• _Task prompt_:
Tally the lines that contain the string "this" and give the number by itself.

*** Input material ***

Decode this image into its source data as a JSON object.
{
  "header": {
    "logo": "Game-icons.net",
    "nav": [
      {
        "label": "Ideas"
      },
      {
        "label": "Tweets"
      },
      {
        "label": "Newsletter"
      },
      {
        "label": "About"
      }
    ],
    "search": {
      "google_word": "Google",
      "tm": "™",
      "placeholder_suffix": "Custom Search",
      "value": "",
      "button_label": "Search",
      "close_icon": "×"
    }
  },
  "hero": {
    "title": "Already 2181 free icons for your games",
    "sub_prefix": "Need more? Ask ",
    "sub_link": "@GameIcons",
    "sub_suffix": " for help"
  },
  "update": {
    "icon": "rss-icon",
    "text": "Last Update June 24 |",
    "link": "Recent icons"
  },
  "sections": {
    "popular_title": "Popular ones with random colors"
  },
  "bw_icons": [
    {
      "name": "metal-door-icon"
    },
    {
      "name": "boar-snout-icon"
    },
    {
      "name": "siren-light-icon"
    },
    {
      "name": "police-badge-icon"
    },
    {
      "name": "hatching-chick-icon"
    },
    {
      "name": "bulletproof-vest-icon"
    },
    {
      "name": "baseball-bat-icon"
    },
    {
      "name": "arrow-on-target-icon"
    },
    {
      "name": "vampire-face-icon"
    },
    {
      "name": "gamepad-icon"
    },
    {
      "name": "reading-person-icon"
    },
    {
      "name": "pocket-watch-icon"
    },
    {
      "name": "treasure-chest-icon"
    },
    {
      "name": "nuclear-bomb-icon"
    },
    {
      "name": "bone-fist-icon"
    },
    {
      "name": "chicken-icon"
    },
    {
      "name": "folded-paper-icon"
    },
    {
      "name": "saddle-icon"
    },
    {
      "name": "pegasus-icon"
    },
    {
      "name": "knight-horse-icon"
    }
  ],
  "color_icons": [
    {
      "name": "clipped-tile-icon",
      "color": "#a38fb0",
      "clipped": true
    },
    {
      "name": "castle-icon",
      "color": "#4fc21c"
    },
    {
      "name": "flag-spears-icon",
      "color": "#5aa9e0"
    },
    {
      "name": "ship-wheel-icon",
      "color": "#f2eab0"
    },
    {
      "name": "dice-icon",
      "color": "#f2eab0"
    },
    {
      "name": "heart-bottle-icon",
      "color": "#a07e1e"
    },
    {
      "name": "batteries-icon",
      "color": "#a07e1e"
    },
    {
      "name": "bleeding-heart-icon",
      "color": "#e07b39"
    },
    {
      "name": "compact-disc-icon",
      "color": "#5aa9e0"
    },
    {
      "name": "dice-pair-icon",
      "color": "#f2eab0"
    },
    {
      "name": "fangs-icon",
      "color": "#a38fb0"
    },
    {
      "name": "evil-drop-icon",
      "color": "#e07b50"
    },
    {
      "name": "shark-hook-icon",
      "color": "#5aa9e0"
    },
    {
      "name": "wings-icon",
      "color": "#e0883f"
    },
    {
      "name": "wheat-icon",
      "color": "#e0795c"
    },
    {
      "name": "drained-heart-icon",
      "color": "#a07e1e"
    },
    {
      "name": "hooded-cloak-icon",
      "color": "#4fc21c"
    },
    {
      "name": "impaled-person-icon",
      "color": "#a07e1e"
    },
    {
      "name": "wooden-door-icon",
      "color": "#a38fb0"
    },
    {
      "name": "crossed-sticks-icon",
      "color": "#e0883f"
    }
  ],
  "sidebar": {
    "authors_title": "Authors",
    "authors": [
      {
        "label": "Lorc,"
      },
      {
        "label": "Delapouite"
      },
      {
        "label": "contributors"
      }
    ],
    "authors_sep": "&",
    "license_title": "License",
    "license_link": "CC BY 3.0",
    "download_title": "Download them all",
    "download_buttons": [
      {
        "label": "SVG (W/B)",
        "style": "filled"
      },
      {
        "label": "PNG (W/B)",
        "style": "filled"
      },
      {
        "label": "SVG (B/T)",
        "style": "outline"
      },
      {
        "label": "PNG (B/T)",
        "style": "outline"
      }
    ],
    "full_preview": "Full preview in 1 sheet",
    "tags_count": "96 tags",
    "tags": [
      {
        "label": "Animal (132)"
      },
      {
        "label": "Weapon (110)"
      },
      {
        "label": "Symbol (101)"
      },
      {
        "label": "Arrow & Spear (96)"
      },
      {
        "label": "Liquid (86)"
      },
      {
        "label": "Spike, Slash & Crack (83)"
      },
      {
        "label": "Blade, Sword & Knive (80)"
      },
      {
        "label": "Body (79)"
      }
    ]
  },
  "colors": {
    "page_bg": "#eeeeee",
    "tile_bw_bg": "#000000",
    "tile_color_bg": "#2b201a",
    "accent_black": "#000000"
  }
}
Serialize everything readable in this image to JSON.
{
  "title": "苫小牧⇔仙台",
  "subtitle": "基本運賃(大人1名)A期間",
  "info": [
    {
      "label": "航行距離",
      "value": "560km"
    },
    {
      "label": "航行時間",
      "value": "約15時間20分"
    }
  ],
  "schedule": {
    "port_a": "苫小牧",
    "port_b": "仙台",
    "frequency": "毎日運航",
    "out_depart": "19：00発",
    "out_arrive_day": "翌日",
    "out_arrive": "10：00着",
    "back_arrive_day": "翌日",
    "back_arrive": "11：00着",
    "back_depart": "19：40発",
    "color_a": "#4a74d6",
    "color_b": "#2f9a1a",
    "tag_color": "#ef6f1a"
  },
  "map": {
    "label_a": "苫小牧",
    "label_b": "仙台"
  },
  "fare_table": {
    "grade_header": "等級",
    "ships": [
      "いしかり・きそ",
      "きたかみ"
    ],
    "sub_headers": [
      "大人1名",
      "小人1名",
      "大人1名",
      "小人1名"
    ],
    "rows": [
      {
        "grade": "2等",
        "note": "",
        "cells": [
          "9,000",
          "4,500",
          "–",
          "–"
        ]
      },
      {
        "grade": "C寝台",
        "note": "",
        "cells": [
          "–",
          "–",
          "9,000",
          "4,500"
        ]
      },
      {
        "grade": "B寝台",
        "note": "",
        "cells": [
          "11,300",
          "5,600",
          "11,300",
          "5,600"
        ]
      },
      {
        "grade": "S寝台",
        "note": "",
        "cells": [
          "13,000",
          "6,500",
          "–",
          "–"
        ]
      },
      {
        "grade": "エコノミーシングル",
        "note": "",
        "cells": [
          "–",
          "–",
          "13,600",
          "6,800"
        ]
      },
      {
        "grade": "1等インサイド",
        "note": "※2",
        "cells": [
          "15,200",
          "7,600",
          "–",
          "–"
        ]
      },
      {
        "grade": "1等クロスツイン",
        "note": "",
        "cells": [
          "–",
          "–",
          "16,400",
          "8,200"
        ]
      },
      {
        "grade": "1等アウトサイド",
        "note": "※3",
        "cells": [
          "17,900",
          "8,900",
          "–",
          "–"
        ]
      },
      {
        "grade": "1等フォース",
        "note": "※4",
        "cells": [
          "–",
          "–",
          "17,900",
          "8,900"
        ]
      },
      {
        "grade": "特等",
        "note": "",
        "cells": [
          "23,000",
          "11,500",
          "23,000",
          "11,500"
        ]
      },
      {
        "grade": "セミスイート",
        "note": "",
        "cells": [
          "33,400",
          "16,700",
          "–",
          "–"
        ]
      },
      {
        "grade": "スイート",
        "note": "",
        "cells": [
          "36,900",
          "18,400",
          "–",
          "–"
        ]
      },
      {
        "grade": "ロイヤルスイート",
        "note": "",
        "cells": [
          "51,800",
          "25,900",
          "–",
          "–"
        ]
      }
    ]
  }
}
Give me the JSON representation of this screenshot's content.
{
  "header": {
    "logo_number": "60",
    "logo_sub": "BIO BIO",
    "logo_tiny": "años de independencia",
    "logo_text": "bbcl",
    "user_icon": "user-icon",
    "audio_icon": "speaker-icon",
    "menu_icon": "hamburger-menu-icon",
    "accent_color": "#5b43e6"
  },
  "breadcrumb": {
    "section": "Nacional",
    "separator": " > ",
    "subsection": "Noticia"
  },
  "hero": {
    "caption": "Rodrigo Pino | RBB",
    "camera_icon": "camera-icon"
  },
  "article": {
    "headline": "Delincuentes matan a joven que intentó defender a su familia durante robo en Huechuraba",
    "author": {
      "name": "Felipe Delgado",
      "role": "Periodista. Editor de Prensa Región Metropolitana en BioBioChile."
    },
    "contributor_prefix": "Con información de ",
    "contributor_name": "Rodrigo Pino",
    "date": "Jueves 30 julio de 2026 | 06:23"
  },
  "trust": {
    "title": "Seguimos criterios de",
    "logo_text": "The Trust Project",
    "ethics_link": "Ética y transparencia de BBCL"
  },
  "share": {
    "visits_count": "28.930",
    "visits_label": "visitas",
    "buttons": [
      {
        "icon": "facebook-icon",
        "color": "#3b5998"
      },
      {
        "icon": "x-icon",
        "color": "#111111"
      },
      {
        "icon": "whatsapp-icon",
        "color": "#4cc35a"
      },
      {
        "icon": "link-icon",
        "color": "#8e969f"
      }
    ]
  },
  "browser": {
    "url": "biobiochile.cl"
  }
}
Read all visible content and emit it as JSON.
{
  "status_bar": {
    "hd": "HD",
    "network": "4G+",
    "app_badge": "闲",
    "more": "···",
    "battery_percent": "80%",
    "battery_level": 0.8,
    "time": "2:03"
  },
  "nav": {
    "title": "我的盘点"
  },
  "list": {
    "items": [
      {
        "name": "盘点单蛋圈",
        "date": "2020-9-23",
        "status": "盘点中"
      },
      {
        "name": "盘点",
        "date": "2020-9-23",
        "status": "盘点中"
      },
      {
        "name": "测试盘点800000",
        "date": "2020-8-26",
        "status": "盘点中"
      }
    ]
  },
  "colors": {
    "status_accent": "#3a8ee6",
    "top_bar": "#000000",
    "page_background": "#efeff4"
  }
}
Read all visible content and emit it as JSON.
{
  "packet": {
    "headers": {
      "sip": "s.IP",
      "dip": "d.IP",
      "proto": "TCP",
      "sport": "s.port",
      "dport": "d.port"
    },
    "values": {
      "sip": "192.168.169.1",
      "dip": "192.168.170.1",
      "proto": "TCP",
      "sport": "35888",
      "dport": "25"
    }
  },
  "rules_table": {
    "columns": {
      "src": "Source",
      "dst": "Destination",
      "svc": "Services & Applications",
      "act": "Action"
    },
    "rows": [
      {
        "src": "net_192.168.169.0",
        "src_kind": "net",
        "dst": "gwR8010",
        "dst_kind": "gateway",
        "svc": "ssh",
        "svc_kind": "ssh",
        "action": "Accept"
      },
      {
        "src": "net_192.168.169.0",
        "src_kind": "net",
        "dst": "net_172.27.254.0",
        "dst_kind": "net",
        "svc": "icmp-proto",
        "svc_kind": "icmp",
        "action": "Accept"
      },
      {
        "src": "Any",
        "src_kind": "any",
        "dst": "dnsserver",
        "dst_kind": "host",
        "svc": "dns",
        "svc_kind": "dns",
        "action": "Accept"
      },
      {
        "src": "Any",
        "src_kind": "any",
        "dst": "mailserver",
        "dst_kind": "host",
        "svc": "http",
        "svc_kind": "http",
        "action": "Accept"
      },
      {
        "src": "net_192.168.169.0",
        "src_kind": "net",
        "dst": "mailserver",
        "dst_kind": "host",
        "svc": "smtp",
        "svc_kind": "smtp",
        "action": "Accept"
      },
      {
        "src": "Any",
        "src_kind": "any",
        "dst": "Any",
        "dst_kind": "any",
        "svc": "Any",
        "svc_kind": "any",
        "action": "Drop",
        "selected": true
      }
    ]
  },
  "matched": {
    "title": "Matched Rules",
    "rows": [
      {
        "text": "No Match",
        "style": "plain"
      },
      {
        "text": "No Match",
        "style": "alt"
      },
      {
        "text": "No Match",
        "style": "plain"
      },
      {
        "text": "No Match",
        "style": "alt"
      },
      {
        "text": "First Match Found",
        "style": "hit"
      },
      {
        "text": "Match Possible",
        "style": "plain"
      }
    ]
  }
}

***

• _Task solution_:
3